[Collected data]
— START —
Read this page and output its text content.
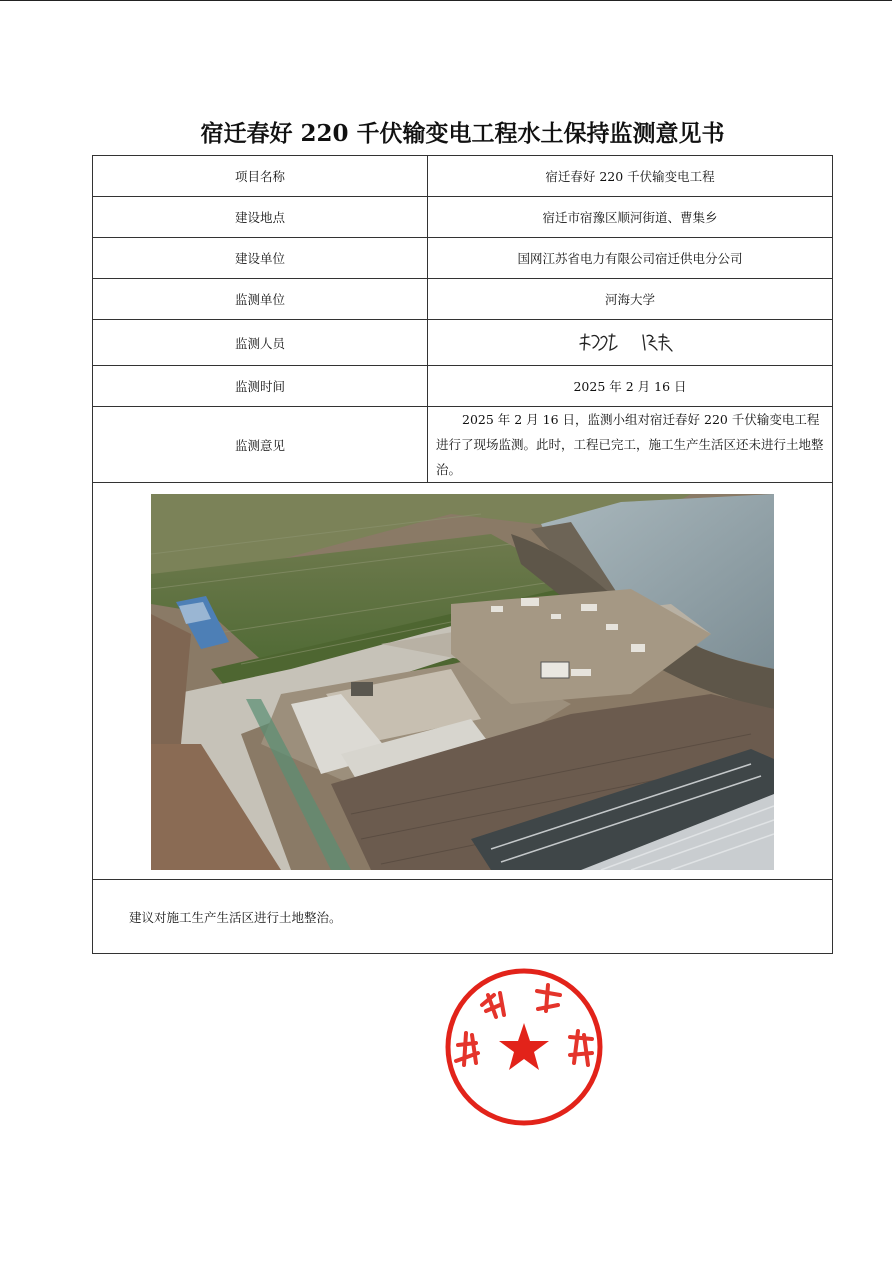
宿迁春好 220 千伏输变电工程水土保持监测意见书
项目名称	宿迁春好 220 千伏输变电工程
建设地点	宿迁市宿豫区顺河街道、曹集乡
建设单位	国网江苏省电力有限公司宿迁供电分公司
监测单位	河海大学
监测人员	
监测时间	2025 年 2 月 16 日
监测意见	2025 年 2 月 16 日，监测小组对宿迁春好 220 千伏输变电工程进行了现场监测。此时，工程已完工，施工生产生活区还未进行土地整治。

建议对施工生产生活区进行土地整治。	
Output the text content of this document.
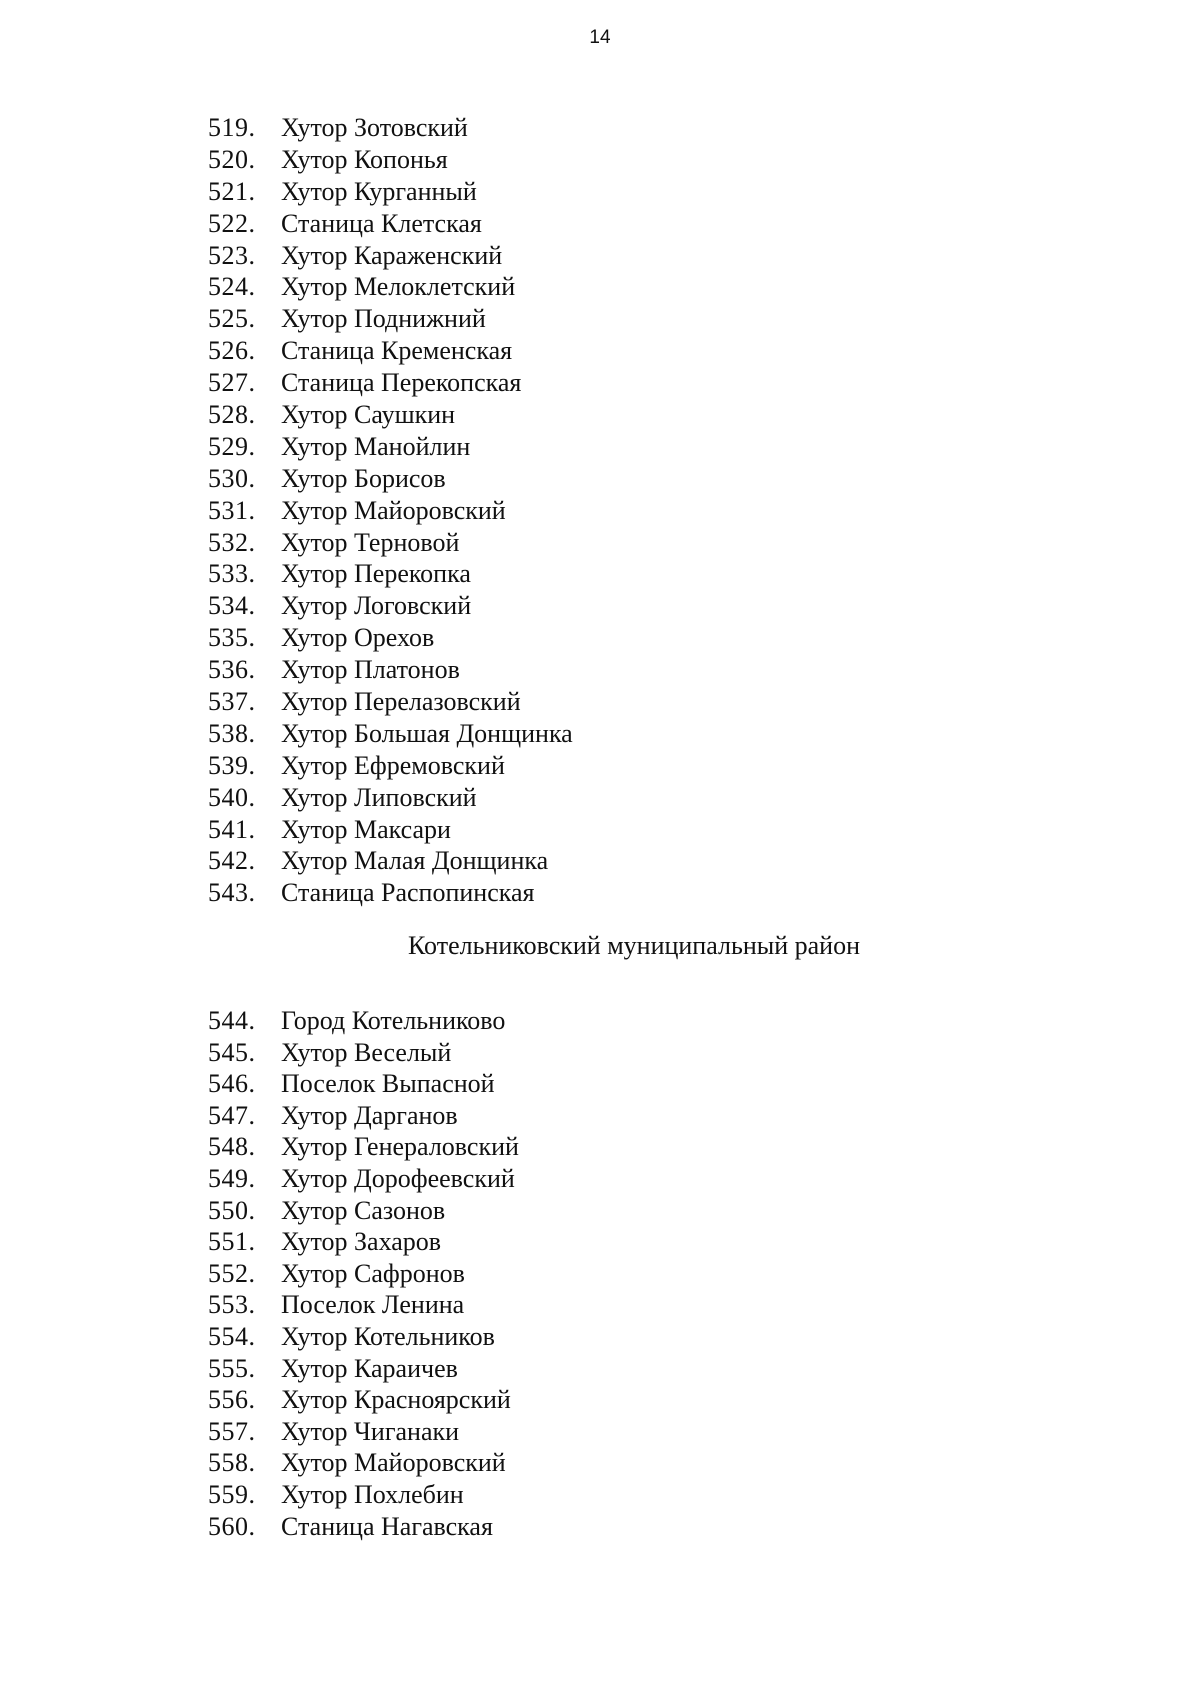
14
519. Хутор Зотовский
520. Хутор Копонья
521. Хутор Курганный
522. Станица Клетская
523. Хутор Караженский
524. Хутор Мелоклетский
525. Хутор Поднижний
526. Станица Кременская
527. Станица Перекопская
528. Хутор Саушкин
529. Хутор Манойлин
530. Хутор Борисов
531. Хутор Майоровский
532. Хутор Терновой
533. Хутор Перекопка
534. Хутор Логовский
535. Хутор Орехов
536. Хутор Платонов
537. Хутор Перелазовский
538. Хутор Большая Донщинка
539. Хутор Ефремовский
540. Хутор Липовский
541. Хутор Максари
542. Хутор Малая Донщинка
543. Станица Распопинская
Котельниковский муниципальный район
544. Город Котельниково
545. Хутор Веселый
546. Поселок Выпасной
547. Хутор Дарганов
548. Хутор Генераловский
549. Хутор Дорофеевский
550. Хутор Сазонов
551. Хутор Захаров
552. Хутор Сафронов
553. Поселок Ленина
554. Хутор Котельников
555. Хутор Караичев
556. Хутор Красноярский
557. Хутор Чиганаки
558. Хутор Майоровский
559. Хутор Похлебин
560. Станица Нагавская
— END —
### Task description
Return the whole listing, word for word, and leave out every picture.

### Output for this task
Read this page and output its text content.
宿迁春好 220 千伏输变电工程水土保持监测意见书
项目名称	宿迁春好 220 千伏输变电工程
建设地点	宿迁市宿豫区顺河街道、曹集乡
建设单位	国网江苏省电力有限公司宿迁供电分公司
监测单位	河海大学
监测人员	
监测时间	2025 年 2 月 16 日
监测意见	2025 年 2 月 16 日，监测小组对宿迁春好 220 千伏输变电工程进行了现场监测。此时，工程已完工，施工生产生活区还未进行土地整治。

建议对施工生产生活区进行土地整治。	
Output the text content of this document.
14
519. Хутор Зотовский
520. Хутор Копонья
521. Хутор Курганный
522. Станица Клетская
523. Хутор Караженский
524. Хутор Мелоклетский
525. Хутор Поднижний
526. Станица Кременская
527. Станица Перекопская
528. Хутор Саушкин
529. Хутор Манойлин
530. Хутор Борисов
531. Хутор Майоровский
532. Хутор Терновой
533. Хутор Перекопка
534. Хутор Логовский
535. Хутор Орехов
536. Хутор Платонов
537. Хутор Перелазовский
538. Хутор Большая Донщинка
539. Хутор Ефремовский
540. Хутор Липовский
541. Хутор Максари
542. Хутор Малая Донщинка
543. Станица Распопинская
Котельниковский муниципальный район
544. Город Котельниково
545. Хутор Веселый
546. Поселок Выпасной
547. Хутор Дарганов
548. Хутор Генераловский
549. Хутор Дорофеевский
550. Хутор Сазонов
551. Хутор Захаров
552. Хутор Сафронов
553. Поселок Ленина
554. Хутор Котельников
555. Хутор Караичев
556. Хутор Красноярский
557. Хутор Чиганаки
558. Хутор Майоровский
559. Хутор Похлебин
560. Станица Нагавская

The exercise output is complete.